Exercise »
Filter the records for lines holding the string "operation".

#### Given information

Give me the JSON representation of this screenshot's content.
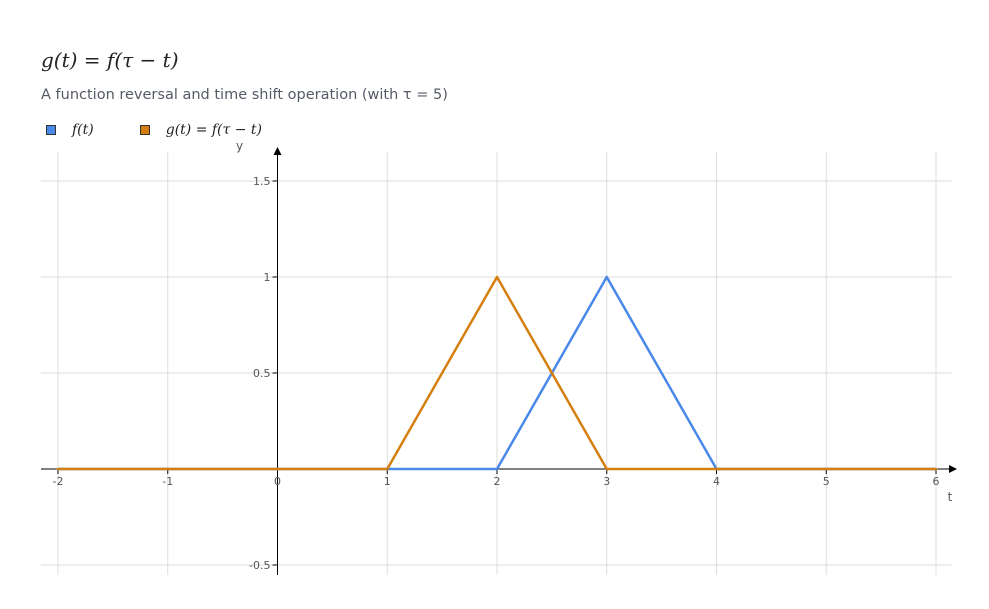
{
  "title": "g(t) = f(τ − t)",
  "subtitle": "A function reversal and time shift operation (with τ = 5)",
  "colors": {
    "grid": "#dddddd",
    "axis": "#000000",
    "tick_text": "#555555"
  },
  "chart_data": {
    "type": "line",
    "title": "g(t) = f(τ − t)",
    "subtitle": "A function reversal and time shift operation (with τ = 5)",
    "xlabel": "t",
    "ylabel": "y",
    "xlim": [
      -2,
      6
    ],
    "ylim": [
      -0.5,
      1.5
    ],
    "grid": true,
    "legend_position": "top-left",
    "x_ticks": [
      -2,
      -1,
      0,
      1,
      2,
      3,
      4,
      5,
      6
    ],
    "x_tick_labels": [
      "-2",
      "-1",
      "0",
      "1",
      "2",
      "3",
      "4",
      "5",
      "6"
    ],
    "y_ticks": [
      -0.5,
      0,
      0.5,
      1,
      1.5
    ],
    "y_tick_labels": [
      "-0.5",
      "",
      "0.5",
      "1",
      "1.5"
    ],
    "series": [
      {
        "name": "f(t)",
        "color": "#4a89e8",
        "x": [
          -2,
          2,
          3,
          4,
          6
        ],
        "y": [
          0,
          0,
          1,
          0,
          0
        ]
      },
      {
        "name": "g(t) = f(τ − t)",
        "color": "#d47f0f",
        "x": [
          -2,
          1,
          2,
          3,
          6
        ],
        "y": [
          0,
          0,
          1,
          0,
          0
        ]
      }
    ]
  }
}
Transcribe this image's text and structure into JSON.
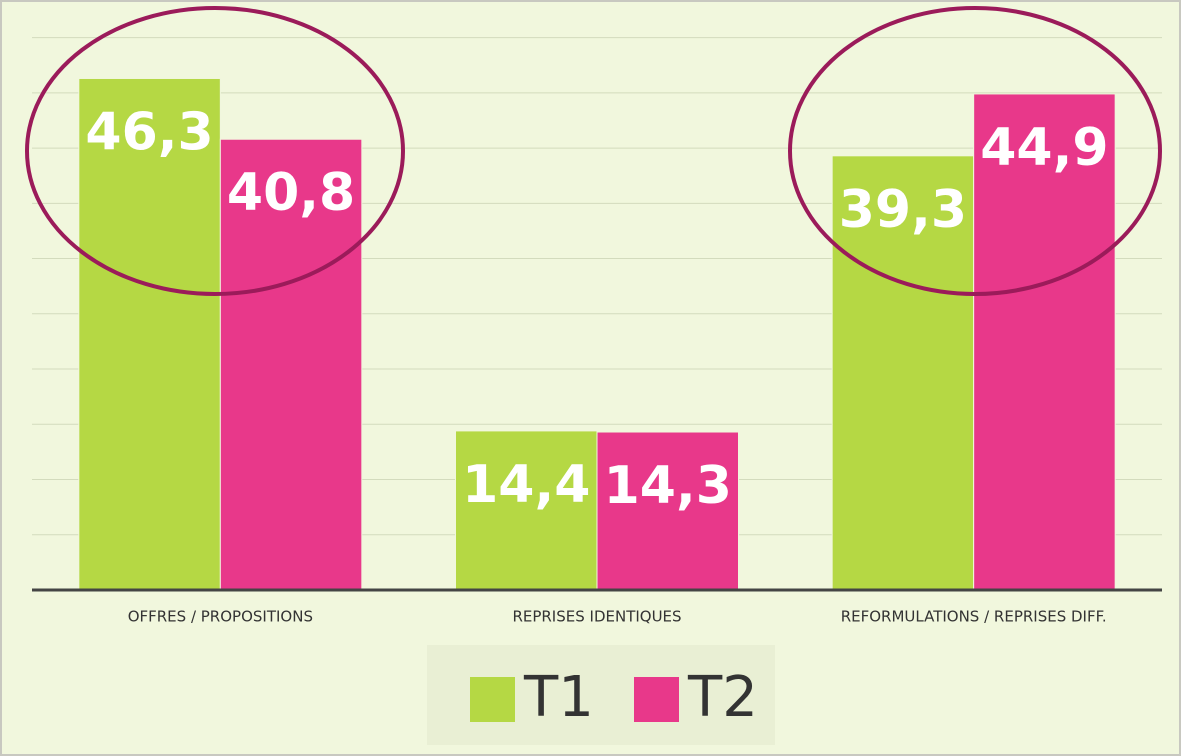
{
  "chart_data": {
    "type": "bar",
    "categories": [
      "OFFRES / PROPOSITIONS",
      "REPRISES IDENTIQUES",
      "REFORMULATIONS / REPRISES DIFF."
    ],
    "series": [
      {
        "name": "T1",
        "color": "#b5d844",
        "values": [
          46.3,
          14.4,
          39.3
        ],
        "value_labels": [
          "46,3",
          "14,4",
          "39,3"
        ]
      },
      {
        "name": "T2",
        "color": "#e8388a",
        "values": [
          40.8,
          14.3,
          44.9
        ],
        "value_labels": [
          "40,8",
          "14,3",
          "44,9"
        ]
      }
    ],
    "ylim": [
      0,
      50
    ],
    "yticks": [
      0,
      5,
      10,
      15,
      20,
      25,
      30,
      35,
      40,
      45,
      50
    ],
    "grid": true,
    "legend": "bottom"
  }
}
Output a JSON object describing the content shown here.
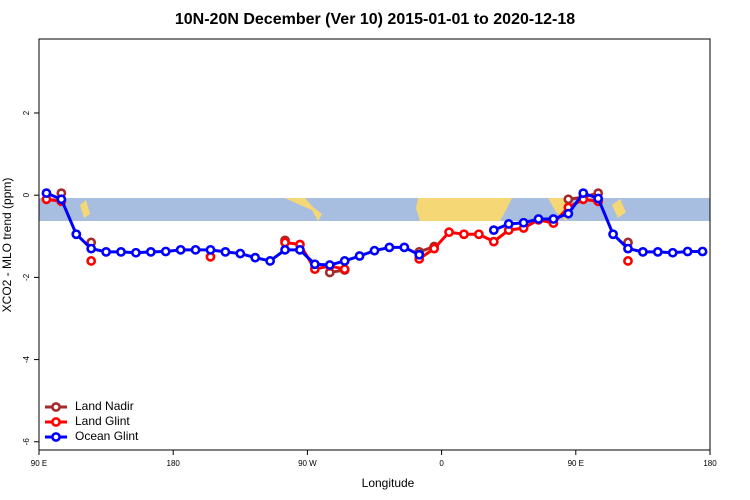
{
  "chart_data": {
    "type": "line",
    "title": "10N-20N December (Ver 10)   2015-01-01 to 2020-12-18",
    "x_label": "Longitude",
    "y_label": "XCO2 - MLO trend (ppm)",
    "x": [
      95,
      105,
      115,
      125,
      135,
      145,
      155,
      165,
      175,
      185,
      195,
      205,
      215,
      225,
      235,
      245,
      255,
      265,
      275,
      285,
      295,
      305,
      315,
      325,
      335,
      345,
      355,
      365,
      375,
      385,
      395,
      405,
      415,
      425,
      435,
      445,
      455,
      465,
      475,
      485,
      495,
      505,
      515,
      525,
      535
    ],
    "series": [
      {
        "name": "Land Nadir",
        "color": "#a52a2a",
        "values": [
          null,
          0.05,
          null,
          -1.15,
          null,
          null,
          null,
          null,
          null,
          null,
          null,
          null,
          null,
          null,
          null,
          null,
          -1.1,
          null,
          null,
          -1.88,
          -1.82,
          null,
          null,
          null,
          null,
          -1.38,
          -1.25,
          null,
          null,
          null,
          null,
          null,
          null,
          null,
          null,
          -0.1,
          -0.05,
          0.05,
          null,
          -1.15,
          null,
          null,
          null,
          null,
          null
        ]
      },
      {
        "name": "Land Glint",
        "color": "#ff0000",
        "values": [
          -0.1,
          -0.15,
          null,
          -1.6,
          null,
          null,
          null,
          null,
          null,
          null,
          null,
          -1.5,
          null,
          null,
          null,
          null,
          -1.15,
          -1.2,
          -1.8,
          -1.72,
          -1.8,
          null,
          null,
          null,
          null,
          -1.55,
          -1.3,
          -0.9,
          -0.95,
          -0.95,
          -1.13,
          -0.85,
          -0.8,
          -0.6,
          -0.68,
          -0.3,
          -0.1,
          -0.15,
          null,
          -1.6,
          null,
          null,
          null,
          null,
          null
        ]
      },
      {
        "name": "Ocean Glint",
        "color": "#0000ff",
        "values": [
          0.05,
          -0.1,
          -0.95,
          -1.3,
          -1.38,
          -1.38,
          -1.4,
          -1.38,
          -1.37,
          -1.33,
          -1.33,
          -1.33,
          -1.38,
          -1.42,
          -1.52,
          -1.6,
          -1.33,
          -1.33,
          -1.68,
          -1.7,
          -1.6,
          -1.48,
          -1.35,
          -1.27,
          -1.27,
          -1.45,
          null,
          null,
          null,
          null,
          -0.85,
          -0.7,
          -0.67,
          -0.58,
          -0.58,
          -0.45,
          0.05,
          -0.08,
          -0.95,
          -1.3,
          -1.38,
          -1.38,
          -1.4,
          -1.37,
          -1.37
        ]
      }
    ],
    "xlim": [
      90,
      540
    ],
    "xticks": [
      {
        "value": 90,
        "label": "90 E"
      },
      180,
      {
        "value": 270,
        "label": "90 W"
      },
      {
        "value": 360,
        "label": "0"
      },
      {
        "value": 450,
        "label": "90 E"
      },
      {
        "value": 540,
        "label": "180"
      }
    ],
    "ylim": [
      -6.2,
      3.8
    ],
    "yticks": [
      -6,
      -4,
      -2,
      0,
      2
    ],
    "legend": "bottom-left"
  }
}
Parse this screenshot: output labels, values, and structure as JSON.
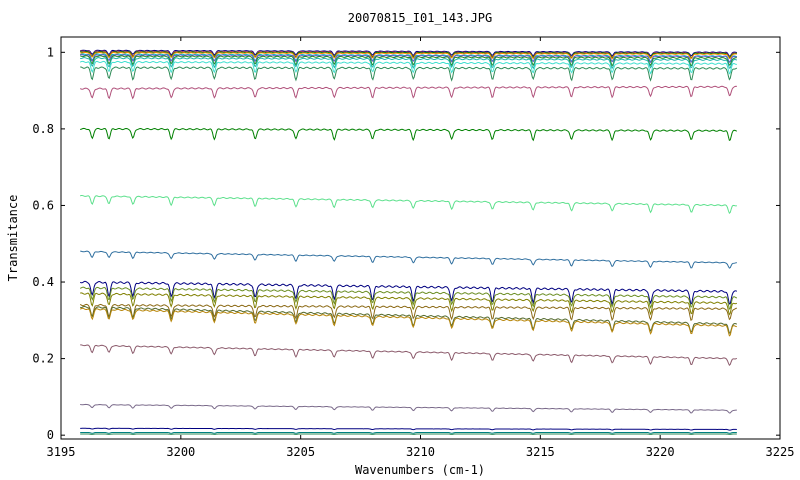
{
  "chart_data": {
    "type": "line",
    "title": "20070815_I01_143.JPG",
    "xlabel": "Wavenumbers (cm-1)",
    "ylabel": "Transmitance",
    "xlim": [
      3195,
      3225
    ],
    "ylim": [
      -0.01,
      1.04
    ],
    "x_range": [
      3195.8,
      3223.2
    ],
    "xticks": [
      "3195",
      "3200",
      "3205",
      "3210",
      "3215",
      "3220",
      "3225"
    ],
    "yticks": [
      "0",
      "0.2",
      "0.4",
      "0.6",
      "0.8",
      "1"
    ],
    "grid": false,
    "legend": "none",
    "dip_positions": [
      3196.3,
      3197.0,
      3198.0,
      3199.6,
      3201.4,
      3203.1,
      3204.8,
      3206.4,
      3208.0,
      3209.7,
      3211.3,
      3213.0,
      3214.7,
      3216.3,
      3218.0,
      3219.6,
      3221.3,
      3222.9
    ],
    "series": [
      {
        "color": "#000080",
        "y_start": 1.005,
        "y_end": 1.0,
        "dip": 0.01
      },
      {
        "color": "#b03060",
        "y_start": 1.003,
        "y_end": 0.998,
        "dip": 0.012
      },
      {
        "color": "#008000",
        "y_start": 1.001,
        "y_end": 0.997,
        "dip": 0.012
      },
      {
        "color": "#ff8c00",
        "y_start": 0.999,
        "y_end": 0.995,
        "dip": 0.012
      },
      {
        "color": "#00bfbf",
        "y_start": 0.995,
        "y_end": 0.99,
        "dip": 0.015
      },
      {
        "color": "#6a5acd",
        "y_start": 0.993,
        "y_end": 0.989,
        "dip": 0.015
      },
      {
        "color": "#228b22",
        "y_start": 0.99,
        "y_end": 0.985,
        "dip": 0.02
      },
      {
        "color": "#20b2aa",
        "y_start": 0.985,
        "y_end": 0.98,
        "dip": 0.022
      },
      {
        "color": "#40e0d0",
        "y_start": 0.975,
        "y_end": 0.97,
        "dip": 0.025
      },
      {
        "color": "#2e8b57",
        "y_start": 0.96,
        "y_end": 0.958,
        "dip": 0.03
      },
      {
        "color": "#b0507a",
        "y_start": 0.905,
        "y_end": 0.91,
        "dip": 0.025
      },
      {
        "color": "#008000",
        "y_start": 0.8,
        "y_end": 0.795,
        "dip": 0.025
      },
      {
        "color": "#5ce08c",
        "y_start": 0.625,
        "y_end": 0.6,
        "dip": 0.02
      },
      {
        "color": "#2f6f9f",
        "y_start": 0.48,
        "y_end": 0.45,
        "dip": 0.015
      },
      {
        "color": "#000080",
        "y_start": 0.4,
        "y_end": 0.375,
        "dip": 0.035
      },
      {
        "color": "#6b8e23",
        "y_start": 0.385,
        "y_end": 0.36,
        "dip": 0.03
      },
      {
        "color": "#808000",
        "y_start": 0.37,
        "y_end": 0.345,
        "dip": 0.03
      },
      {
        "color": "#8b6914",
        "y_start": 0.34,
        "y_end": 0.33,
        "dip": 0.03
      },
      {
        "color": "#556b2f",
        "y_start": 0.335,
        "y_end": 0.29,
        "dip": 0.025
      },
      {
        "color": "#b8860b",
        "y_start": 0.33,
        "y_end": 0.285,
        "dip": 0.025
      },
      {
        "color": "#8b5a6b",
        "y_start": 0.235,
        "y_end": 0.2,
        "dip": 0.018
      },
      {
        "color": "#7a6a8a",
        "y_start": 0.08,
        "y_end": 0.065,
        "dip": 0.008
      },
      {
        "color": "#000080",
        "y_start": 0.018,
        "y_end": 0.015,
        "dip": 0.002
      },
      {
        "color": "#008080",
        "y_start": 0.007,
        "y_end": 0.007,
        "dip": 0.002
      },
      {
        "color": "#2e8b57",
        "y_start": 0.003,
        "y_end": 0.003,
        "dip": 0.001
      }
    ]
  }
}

########

Output »
  "subtitle": "A function reversal and time shift operation (with τ = 5)",
    "subtitle": "A function reversal and time shift operation (with τ = 5)",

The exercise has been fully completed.